◆ WORK INSTRUCTIONS ◆
Write down each entry again, exactly as it reads.

%%

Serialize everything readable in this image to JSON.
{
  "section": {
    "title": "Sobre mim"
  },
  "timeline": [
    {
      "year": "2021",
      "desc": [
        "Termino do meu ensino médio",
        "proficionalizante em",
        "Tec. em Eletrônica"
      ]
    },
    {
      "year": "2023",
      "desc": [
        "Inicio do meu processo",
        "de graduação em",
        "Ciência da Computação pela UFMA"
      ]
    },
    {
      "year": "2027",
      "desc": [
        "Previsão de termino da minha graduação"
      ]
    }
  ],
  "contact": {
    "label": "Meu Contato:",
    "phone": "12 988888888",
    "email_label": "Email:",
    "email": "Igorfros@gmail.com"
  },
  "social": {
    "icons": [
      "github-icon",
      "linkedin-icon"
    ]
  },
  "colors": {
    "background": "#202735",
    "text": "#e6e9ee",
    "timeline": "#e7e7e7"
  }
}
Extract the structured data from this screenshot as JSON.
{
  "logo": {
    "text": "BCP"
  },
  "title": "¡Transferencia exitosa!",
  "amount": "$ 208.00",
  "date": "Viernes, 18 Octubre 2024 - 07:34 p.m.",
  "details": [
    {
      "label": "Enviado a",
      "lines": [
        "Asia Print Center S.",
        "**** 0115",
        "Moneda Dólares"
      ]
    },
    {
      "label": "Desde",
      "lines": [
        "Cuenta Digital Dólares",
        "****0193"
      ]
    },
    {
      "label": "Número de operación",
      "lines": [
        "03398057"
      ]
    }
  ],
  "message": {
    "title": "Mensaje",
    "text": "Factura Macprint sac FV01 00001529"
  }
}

%%

◆ EXERCISE RESPONSE ◆
Serialize everything readable in this image to JSON.
{
  "section": {
    "title": "Sobre mim"
  },
  "timeline": [
    {
      "year": "2021",
      "desc": [
        "Termino do meu ensino médio",
        "proficionalizante em",
        "Tec. em Eletrônica"
      ]
    },
    {
      "year": "2023",
      "desc": [
        "Inicio do meu processo",
        "de graduação em",
        "Ciência da Computação pela UFMA"
      ]
    },
    {
      "year": "2027",
      "desc": [
        "Previsão de termino da minha graduação"
      ]
    }
  ],
  "contact": {
    "label": "Meu Contato:",
    "phone": "12 988888888",
    "email_label": "Email:",
    "email": "Igorfros@gmail.com"
  },
  "social": {
    "icons": [
      "github-icon",
      "linkedin-icon"
    ]
  },
  "colors": {
    "background": "#202735",
    "text": "#e6e9ee",
    "timeline": "#e7e7e7"
  }
}
Extract the structured data from this screenshot as JSON.
{
  "logo": {
    "text": "BCP"
  },
  "title": "¡Transferencia exitosa!",
  "amount": "$ 208.00",
  "date": "Viernes, 18 Octubre 2024 - 07:34 p.m.",
  "details": [
    {
      "label": "Enviado a",
      "lines": [
        "Asia Print Center S.",
        "**** 0115",
        "Moneda Dólares"
      ]
    },
    {
      "label": "Desde",
      "lines": [
        "Cuenta Digital Dólares",
        "****0193"
      ]
    },
    {
      "label": "Número de operación",
      "lines": [
        "03398057"
      ]
    }
  ],
  "message": {
    "title": "Mensaje",
    "text": "Factura Macprint sac FV01 00001529"
  }
}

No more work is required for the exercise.